EXERCISE OBJECTIVE:
Quote all entries in full, exactly.

RECORDED DATA:
────────────────
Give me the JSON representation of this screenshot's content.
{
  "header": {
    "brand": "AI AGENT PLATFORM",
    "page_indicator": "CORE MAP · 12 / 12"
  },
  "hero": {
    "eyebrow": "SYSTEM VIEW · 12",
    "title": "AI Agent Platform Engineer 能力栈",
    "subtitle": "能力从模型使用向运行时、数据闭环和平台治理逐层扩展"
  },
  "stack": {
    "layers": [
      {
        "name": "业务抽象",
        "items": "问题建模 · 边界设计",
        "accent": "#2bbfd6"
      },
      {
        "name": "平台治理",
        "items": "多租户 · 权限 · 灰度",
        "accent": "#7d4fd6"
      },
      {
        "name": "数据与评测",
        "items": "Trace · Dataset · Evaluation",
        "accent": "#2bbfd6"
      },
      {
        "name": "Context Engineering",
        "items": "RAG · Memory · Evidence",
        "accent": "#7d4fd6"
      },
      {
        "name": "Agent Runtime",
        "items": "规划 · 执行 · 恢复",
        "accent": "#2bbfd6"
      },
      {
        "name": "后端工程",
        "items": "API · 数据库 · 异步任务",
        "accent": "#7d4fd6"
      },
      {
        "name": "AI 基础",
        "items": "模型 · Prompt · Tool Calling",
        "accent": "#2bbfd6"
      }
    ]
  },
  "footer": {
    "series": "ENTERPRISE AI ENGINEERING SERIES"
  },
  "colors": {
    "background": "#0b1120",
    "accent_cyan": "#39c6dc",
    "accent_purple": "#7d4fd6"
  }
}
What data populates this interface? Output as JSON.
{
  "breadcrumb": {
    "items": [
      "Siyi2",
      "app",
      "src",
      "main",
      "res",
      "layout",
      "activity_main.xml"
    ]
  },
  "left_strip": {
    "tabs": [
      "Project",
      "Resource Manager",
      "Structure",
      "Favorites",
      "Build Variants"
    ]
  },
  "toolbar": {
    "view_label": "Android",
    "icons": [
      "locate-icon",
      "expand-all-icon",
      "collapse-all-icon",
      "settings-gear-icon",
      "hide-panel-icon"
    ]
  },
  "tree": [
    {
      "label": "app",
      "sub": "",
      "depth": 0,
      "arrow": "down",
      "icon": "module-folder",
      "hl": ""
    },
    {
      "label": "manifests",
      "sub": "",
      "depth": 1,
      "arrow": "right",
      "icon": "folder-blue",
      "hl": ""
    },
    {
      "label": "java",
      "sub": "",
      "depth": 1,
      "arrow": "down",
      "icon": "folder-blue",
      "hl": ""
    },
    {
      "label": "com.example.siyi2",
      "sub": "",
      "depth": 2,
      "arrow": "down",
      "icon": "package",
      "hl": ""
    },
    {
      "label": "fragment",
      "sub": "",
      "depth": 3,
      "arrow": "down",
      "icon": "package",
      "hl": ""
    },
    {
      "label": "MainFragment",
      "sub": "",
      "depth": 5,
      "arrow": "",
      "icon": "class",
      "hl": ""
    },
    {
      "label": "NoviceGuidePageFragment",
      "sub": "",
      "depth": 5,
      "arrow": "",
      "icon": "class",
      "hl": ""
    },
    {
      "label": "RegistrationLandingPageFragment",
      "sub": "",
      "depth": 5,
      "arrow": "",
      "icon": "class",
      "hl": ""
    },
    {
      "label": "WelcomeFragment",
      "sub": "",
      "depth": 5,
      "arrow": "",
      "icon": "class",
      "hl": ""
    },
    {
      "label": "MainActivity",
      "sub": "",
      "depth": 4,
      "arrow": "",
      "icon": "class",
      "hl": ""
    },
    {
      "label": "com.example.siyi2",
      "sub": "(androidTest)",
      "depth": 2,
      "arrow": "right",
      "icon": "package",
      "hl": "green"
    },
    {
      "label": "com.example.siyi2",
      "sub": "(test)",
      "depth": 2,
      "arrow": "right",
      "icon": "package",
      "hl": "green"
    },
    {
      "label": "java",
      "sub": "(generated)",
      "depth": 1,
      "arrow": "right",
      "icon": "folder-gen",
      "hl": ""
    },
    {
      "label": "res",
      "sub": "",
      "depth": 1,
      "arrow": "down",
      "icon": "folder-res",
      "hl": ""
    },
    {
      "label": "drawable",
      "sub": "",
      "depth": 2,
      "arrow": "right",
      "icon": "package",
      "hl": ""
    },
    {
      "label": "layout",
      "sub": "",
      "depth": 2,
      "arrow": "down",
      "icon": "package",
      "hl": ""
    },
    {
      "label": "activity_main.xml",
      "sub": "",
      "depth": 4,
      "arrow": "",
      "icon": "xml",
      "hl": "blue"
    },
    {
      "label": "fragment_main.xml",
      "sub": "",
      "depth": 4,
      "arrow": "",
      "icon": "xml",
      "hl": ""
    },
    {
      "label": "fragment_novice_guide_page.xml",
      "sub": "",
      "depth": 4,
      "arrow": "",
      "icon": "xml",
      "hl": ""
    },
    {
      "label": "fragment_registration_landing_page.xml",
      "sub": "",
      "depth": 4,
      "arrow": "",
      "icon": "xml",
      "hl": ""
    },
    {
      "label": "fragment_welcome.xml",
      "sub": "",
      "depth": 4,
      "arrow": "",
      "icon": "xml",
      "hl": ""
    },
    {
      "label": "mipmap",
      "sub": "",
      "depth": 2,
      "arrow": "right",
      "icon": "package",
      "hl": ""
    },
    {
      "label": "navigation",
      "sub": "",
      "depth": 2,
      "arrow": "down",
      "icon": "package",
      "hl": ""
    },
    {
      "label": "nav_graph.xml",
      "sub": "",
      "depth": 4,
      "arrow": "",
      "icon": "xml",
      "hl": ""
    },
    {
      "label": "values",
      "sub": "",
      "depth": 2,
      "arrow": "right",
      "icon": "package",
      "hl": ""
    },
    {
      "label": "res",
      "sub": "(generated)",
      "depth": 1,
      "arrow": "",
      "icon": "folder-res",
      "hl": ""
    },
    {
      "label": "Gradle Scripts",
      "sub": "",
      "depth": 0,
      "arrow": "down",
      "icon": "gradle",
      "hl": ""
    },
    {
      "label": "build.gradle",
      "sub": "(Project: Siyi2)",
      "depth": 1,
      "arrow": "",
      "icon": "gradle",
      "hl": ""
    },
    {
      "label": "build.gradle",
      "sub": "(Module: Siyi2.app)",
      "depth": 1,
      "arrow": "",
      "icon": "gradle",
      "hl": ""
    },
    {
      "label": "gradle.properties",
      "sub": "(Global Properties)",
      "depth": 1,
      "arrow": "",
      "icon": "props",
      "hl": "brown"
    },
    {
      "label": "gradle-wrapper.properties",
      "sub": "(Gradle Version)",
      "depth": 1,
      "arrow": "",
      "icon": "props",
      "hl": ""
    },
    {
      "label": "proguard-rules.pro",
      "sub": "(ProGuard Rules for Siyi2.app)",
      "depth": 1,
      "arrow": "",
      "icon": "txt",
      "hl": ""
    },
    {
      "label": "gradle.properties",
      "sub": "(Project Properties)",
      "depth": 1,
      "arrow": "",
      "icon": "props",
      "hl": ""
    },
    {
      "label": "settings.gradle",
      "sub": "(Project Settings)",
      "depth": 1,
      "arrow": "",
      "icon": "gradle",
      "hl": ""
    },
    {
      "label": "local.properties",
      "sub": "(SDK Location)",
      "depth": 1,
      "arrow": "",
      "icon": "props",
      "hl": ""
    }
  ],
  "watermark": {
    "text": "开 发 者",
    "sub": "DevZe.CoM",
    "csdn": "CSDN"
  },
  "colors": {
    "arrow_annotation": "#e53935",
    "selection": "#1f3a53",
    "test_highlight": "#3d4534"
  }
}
────────────────
ANSWER FOR THE TASK:
Give me the JSON representation of this screenshot's content.
{
  "header": {
    "brand": "AI AGENT PLATFORM",
    "page_indicator": "CORE MAP · 12 / 12"
  },
  "hero": {
    "eyebrow": "SYSTEM VIEW · 12",
    "title": "AI Agent Platform Engineer 能力栈",
    "subtitle": "能力从模型使用向运行时、数据闭环和平台治理逐层扩展"
  },
  "stack": {
    "layers": [
      {
        "name": "业务抽象",
        "items": "问题建模 · 边界设计",
        "accent": "#2bbfd6"
      },
      {
        "name": "平台治理",
        "items": "多租户 · 权限 · 灰度",
        "accent": "#7d4fd6"
      },
      {
        "name": "数据与评测",
        "items": "Trace · Dataset · Evaluation",
        "accent": "#2bbfd6"
      },
      {
        "name": "Context Engineering",
        "items": "RAG · Memory · Evidence",
        "accent": "#7d4fd6"
      },
      {
        "name": "Agent Runtime",
        "items": "规划 · 执行 · 恢复",
        "accent": "#2bbfd6"
      },
      {
        "name": "后端工程",
        "items": "API · 数据库 · 异步任务",
        "accent": "#7d4fd6"
      },
      {
        "name": "AI 基础",
        "items": "模型 · Prompt · Tool Calling",
        "accent": "#2bbfd6"
      }
    ]
  },
  "footer": {
    "series": "ENTERPRISE AI ENGINEERING SERIES"
  },
  "colors": {
    "background": "#0b1120",
    "accent_cyan": "#39c6dc",
    "accent_purple": "#7d4fd6"
  }
}
What data populates this interface? Output as JSON.
{
  "breadcrumb": {
    "items": [
      "Siyi2",
      "app",
      "src",
      "main",
      "res",
      "layout",
      "activity_main.xml"
    ]
  },
  "left_strip": {
    "tabs": [
      "Project",
      "Resource Manager",
      "Structure",
      "Favorites",
      "Build Variants"
    ]
  },
  "toolbar": {
    "view_label": "Android",
    "icons": [
      "locate-icon",
      "expand-all-icon",
      "collapse-all-icon",
      "settings-gear-icon",
      "hide-panel-icon"
    ]
  },
  "tree": [
    {
      "label": "app",
      "sub": "",
      "depth": 0,
      "arrow": "down",
      "icon": "module-folder",
      "hl": ""
    },
    {
      "label": "manifests",
      "sub": "",
      "depth": 1,
      "arrow": "right",
      "icon": "folder-blue",
      "hl": ""
    },
    {
      "label": "java",
      "sub": "",
      "depth": 1,
      "arrow": "down",
      "icon": "folder-blue",
      "hl": ""
    },
    {
      "label": "com.example.siyi2",
      "sub": "",
      "depth": 2,
      "arrow": "down",
      "icon": "package",
      "hl": ""
    },
    {
      "label": "fragment",
      "sub": "",
      "depth": 3,
      "arrow": "down",
      "icon": "package",
      "hl": ""
    },
    {
      "label": "MainFragment",
      "sub": "",
      "depth": 5,
      "arrow": "",
      "icon": "class",
      "hl": ""
    },
    {
      "label": "NoviceGuidePageFragment",
      "sub": "",
      "depth": 5,
      "arrow": "",
      "icon": "class",
      "hl": ""
    },
    {
      "label": "RegistrationLandingPageFragment",
      "sub": "",
      "depth": 5,
      "arrow": "",
      "icon": "class",
      "hl": ""
    },
    {
      "label": "WelcomeFragment",
      "sub": "",
      "depth": 5,
      "arrow": "",
      "icon": "class",
      "hl": ""
    },
    {
      "label": "MainActivity",
      "sub": "",
      "depth": 4,
      "arrow": "",
      "icon": "class",
      "hl": ""
    },
    {
      "label": "com.example.siyi2",
      "sub": "(androidTest)",
      "depth": 2,
      "arrow": "right",
      "icon": "package",
      "hl": "green"
    },
    {
      "label": "com.example.siyi2",
      "sub": "(test)",
      "depth": 2,
      "arrow": "right",
      "icon": "package",
      "hl": "green"
    },
    {
      "label": "java",
      "sub": "(generated)",
      "depth": 1,
      "arrow": "right",
      "icon": "folder-gen",
      "hl": ""
    },
    {
      "label": "res",
      "sub": "",
      "depth": 1,
      "arrow": "down",
      "icon": "folder-res",
      "hl": ""
    },
    {
      "label": "drawable",
      "sub": "",
      "depth": 2,
      "arrow": "right",
      "icon": "package",
      "hl": ""
    },
    {
      "label": "layout",
      "sub": "",
      "depth": 2,
      "arrow": "down",
      "icon": "package",
      "hl": ""
    },
    {
      "label": "activity_main.xml",
      "sub": "",
      "depth": 4,
      "arrow": "",
      "icon": "xml",
      "hl": "blue"
    },
    {
      "label": "fragment_main.xml",
      "sub": "",
      "depth": 4,
      "arrow": "",
      "icon": "xml",
      "hl": ""
    },
    {
      "label": "fragment_novice_guide_page.xml",
      "sub": "",
      "depth": 4,
      "arrow": "",
      "icon": "xml",
      "hl": ""
    },
    {
      "label": "fragment_registration_landing_page.xml",
      "sub": "",
      "depth": 4,
      "arrow": "",
      "icon": "xml",
      "hl": ""
    },
    {
      "label": "fragment_welcome.xml",
      "sub": "",
      "depth": 4,
      "arrow": "",
      "icon": "xml",
      "hl": ""
    },
    {
      "label": "mipmap",
      "sub": "",
      "depth": 2,
      "arrow": "right",
      "icon": "package",
      "hl": ""
    },
    {
      "label": "navigation",
      "sub": "",
      "depth": 2,
      "arrow": "down",
      "icon": "package",
      "hl": ""
    },
    {
      "label": "nav_graph.xml",
      "sub": "",
      "depth": 4,
      "arrow": "",
      "icon": "xml",
      "hl": ""
    },
    {
      "label": "values",
      "sub": "",
      "depth": 2,
      "arrow": "right",
      "icon": "package",
      "hl": ""
    },
    {
      "label": "res",
      "sub": "(generated)",
      "depth": 1,
      "arrow": "",
      "icon": "folder-res",
      "hl": ""
    },
    {
      "label": "Gradle Scripts",
      "sub": "",
      "depth": 0,
      "arrow": "down",
      "icon": "gradle",
      "hl": ""
    },
    {
      "label": "build.gradle",
      "sub": "(Project: Siyi2)",
      "depth": 1,
      "arrow": "",
      "icon": "gradle",
      "hl": ""
    },
    {
      "label": "build.gradle",
      "sub": "(Module: Siyi2.app)",
      "depth": 1,
      "arrow": "",
      "icon": "gradle",
      "hl": ""
    },
    {
      "label": "gradle.properties",
      "sub": "(Global Properties)",
      "depth": 1,
      "arrow": "",
      "icon": "props",
      "hl": "brown"
    },
    {
      "label": "gradle-wrapper.properties",
      "sub": "(Gradle Version)",
      "depth": 1,
      "arrow": "",
      "icon": "props",
      "hl": ""
    },
    {
      "label": "proguard-rules.pro",
      "sub": "(ProGuard Rules for Siyi2.app)",
      "depth": 1,
      "arrow": "",
      "icon": "txt",
      "hl": ""
    },
    {
      "label": "gradle.properties",
      "sub": "(Project Properties)",
      "depth": 1,
      "arrow": "",
      "icon": "props",
      "hl": ""
    },
    {
      "label": "settings.gradle",
      "sub": "(Project Settings)",
      "depth": 1,
      "arrow": "",
      "icon": "gradle",
      "hl": ""
    },
    {
      "label": "local.properties",
      "sub": "(SDK Location)",
      "depth": 1,
      "arrow": "",
      "icon": "props",
      "hl": ""
    }
  ],
  "watermark": {
    "text": "开 发 者",
    "sub": "DevZe.CoM",
    "csdn": "CSDN"
  },
  "colors": {
    "arrow_annotation": "#e53935",
    "selection": "#1f3a53",
    "test_highlight": "#3d4534"
  }
}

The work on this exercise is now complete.